** Start of The input **
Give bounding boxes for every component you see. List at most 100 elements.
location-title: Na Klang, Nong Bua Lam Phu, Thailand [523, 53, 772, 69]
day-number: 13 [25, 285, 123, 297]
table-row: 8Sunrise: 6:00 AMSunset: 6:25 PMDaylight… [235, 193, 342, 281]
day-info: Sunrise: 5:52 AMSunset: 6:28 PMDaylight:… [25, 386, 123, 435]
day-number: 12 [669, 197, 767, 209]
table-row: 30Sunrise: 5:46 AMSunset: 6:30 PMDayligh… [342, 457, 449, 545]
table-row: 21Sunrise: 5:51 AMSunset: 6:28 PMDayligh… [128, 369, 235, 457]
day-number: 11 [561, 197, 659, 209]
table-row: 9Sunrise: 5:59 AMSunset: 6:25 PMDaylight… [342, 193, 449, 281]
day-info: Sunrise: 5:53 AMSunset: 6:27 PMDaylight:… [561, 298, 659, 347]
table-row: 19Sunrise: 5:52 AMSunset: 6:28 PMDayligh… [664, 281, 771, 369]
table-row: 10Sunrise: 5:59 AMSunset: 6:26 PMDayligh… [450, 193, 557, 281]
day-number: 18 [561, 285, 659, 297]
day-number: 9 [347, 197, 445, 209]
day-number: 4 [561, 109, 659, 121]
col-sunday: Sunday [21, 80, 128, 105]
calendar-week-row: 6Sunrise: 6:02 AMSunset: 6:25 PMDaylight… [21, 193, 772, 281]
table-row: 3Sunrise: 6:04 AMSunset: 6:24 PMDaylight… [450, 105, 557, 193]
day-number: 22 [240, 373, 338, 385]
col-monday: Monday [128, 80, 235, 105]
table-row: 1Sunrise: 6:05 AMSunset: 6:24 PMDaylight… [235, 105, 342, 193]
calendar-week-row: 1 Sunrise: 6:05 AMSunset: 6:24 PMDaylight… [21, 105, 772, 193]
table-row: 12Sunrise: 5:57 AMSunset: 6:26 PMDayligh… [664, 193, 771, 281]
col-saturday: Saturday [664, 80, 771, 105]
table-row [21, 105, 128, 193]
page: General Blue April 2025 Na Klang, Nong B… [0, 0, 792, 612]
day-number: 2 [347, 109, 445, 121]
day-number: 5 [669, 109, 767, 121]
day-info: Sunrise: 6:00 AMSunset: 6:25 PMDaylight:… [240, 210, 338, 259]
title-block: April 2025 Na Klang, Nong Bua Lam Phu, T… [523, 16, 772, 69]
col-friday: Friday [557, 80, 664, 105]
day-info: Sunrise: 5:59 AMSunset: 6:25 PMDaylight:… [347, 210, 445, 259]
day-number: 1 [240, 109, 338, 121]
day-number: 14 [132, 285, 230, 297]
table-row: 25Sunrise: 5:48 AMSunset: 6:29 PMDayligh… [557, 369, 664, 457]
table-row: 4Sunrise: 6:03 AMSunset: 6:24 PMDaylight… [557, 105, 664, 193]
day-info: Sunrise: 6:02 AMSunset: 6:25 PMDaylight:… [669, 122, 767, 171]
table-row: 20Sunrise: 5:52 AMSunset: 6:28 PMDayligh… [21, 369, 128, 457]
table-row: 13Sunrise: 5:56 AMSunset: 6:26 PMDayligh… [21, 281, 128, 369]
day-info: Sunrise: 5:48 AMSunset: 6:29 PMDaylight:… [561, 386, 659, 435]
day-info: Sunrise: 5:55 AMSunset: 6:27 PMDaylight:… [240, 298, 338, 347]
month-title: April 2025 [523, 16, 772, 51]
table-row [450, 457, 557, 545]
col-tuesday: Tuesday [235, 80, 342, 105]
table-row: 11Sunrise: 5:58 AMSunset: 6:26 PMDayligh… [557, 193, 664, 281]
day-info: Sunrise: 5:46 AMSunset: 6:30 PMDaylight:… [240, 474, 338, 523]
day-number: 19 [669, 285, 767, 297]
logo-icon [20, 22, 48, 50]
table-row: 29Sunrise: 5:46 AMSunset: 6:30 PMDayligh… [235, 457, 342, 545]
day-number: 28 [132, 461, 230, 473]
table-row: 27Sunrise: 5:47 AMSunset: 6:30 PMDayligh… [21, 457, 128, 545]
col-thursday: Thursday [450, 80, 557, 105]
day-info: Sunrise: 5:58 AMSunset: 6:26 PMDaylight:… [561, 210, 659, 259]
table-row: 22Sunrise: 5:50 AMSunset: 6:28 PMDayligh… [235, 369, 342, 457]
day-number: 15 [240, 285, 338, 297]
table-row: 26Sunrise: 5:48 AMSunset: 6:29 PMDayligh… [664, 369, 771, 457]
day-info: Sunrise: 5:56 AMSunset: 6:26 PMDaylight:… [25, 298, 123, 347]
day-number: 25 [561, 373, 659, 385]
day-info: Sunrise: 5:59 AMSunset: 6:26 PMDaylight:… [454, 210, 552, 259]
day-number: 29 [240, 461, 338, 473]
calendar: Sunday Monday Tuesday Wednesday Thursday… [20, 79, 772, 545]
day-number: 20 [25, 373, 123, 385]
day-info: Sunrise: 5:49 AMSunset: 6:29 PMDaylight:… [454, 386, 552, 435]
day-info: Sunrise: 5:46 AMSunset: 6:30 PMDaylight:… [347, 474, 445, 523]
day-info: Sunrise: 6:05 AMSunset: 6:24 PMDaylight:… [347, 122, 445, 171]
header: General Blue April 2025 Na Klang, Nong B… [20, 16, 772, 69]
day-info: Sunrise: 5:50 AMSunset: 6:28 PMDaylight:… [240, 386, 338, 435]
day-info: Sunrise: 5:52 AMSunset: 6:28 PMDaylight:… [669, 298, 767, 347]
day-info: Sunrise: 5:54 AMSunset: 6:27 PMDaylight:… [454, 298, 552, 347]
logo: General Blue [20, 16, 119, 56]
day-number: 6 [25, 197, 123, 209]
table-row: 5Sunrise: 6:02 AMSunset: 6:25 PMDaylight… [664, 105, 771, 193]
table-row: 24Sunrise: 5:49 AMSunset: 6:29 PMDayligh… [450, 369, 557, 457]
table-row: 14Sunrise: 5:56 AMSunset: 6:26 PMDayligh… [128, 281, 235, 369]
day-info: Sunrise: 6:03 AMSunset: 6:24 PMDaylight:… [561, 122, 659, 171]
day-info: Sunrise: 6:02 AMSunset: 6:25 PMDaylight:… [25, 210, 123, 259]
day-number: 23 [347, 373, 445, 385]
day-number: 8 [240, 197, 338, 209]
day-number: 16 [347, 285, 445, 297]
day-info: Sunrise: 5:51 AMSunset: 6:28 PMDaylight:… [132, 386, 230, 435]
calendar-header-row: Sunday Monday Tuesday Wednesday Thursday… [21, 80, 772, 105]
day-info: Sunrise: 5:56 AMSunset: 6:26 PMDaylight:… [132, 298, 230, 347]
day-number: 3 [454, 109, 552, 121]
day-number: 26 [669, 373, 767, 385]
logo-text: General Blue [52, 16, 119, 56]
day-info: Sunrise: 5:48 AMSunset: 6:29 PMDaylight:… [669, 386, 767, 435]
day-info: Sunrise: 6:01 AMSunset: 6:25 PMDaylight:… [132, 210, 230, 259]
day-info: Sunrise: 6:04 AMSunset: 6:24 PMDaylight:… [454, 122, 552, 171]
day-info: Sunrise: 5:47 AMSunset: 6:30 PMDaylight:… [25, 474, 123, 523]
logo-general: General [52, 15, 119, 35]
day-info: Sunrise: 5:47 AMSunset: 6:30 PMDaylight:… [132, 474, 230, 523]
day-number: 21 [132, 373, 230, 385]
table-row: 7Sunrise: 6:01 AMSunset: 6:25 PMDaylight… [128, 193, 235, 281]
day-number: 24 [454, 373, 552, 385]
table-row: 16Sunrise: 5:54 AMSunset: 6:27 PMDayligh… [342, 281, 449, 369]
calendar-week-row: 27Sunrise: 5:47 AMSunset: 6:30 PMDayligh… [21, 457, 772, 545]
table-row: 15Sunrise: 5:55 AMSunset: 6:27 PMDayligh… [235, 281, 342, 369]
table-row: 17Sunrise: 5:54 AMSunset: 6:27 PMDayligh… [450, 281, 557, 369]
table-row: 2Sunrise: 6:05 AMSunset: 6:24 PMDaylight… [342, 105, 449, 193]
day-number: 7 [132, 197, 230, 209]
** End of The input **
■ **What you are asked to do**: Print the material verbatim, from its first line through the line containing "table-row: 9Sunrise: 5:59", with both of those lines included.

■ **Exercise output**:
Give bounding boxes for every component you see. List at most 100 elements.
location-title: Na Klang, Nong Bua Lam Phu, Thailand [523, 53, 772, 69]
day-number: 13 [25, 285, 123, 297]
table-row: 8Sunrise: 6:00 AMSunset: 6:25 PMDaylight… [235, 193, 342, 281]
day-info: Sunrise: 5:52 AMSunset: 6:28 PMDaylight:… [25, 386, 123, 435]
day-number: 12 [669, 197, 767, 209]
table-row: 30Sunrise: 5:46 AMSunset: 6:30 PMDayligh… [342, 457, 449, 545]
table-row: 21Sunrise: 5:51 AMSunset: 6:28 PMDayligh… [128, 369, 235, 457]
day-number: 11 [561, 197, 659, 209]
table-row: 9Sunrise: 5:59 AMSunset: 6:25 PMDaylight… [342, 193, 449, 281]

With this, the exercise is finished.